WRITTEN EXERCISE:
Would you extract the whole listing below and retype it exactly?
==== ENTRIES SHOWN ====
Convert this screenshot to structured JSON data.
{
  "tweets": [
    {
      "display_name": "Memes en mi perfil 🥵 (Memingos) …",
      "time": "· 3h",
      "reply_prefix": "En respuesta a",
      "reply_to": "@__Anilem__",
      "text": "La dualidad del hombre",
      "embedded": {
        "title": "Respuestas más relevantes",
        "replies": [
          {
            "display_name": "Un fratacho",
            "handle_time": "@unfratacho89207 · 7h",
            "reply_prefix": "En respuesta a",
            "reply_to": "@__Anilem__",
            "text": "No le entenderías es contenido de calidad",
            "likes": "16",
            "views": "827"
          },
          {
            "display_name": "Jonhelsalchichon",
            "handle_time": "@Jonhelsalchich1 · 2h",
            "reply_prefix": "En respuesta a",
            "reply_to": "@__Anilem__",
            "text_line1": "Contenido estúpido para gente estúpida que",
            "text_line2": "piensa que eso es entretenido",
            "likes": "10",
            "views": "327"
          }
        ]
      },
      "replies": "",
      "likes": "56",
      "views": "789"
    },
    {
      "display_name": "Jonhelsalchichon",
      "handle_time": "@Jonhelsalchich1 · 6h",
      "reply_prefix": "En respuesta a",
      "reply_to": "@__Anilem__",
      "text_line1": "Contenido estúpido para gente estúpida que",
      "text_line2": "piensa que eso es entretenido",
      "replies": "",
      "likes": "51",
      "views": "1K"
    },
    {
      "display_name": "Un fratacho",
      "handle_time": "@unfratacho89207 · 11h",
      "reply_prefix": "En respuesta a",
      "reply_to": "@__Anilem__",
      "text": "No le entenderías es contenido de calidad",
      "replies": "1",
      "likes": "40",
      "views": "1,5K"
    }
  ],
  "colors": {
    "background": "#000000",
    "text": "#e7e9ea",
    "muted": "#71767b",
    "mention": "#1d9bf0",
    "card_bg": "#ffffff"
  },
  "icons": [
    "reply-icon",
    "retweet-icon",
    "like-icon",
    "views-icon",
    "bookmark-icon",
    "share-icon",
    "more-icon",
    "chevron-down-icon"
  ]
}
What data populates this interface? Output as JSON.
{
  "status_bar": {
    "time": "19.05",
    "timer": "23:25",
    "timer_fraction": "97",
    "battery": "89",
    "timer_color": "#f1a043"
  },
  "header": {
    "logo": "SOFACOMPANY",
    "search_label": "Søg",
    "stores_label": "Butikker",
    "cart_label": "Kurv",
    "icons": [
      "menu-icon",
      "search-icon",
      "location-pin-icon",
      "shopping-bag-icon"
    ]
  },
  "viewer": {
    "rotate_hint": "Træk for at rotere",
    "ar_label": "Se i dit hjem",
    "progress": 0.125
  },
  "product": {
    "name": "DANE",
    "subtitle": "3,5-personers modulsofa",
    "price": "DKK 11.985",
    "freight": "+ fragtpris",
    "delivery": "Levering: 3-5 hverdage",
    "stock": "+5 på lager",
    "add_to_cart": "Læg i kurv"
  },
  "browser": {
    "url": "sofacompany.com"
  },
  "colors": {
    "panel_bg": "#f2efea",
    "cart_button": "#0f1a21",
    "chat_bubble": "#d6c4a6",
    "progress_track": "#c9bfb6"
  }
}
====
OUTPUT BELOW:
Convert this screenshot to structured JSON data.
{
  "tweets": [
    {
      "display_name": "Memes en mi perfil 🥵 (Memingos) …",
      "time": "· 3h",
      "reply_prefix": "En respuesta a",
      "reply_to": "@__Anilem__",
      "text": "La dualidad del hombre",
      "embedded": {
        "title": "Respuestas más relevantes",
        "replies": [
          {
            "display_name": "Un fratacho",
            "handle_time": "@unfratacho89207 · 7h",
            "reply_prefix": "En respuesta a",
            "reply_to": "@__Anilem__",
            "text": "No le entenderías es contenido de calidad",
            "likes": "16",
            "views": "827"
          },
          {
            "display_name": "Jonhelsalchichon",
            "handle_time": "@Jonhelsalchich1 · 2h",
            "reply_prefix": "En respuesta a",
            "reply_to": "@__Anilem__",
            "text_line1": "Contenido estúpido para gente estúpida que",
            "text_line2": "piensa que eso es entretenido",
            "likes": "10",
            "views": "327"
          }
        ]
      },
      "replies": "",
      "likes": "56",
      "views": "789"
    },
    {
      "display_name": "Jonhelsalchichon",
      "handle_time": "@Jonhelsalchich1 · 6h",
      "reply_prefix": "En respuesta a",
      "reply_to": "@__Anilem__",
      "text_line1": "Contenido estúpido para gente estúpida que",
      "text_line2": "piensa que eso es entretenido",
      "replies": "",
      "likes": "51",
      "views": "1K"
    },
    {
      "display_name": "Un fratacho",
      "handle_time": "@unfratacho89207 · 11h",
      "reply_prefix": "En respuesta a",
      "reply_to": "@__Anilem__",
      "text": "No le entenderías es contenido de calidad",
      "replies": "1",
      "likes": "40",
      "views": "1,5K"
    }
  ],
  "colors": {
    "background": "#000000",
    "text": "#e7e9ea",
    "muted": "#71767b",
    "mention": "#1d9bf0",
    "card_bg": "#ffffff"
  },
  "icons": [
    "reply-icon",
    "retweet-icon",
    "like-icon",
    "views-icon",
    "bookmark-icon",
    "share-icon",
    "more-icon",
    "chevron-down-icon"
  ]
}
What data populates this interface? Output as JSON.
{
  "status_bar": {
    "time": "19.05",
    "timer": "23:25",
    "timer_fraction": "97",
    "battery": "89",
    "timer_color": "#f1a043"
  },
  "header": {
    "logo": "SOFACOMPANY",
    "search_label": "Søg",
    "stores_label": "Butikker",
    "cart_label": "Kurv",
    "icons": [
      "menu-icon",
      "search-icon",
      "location-pin-icon",
      "shopping-bag-icon"
    ]
  },
  "viewer": {
    "rotate_hint": "Træk for at rotere",
    "ar_label": "Se i dit hjem",
    "progress": 0.125
  },
  "product": {
    "name": "DANE",
    "subtitle": "3,5-personers modulsofa",
    "price": "DKK 11.985",
    "freight": "+ fragtpris",
    "delivery": "Levering: 3-5 hverdage",
    "stock": "+5 på lager",
    "add_to_cart": "Læg i kurv"
  },
  "browser": {
    "url": "sofacompany.com"
  },
  "colors": {
    "panel_bg": "#f2efea",
    "cart_button": "#0f1a21",
    "chat_bubble": "#d6c4a6",
    "progress_track": "#c9bfb6"
  }
}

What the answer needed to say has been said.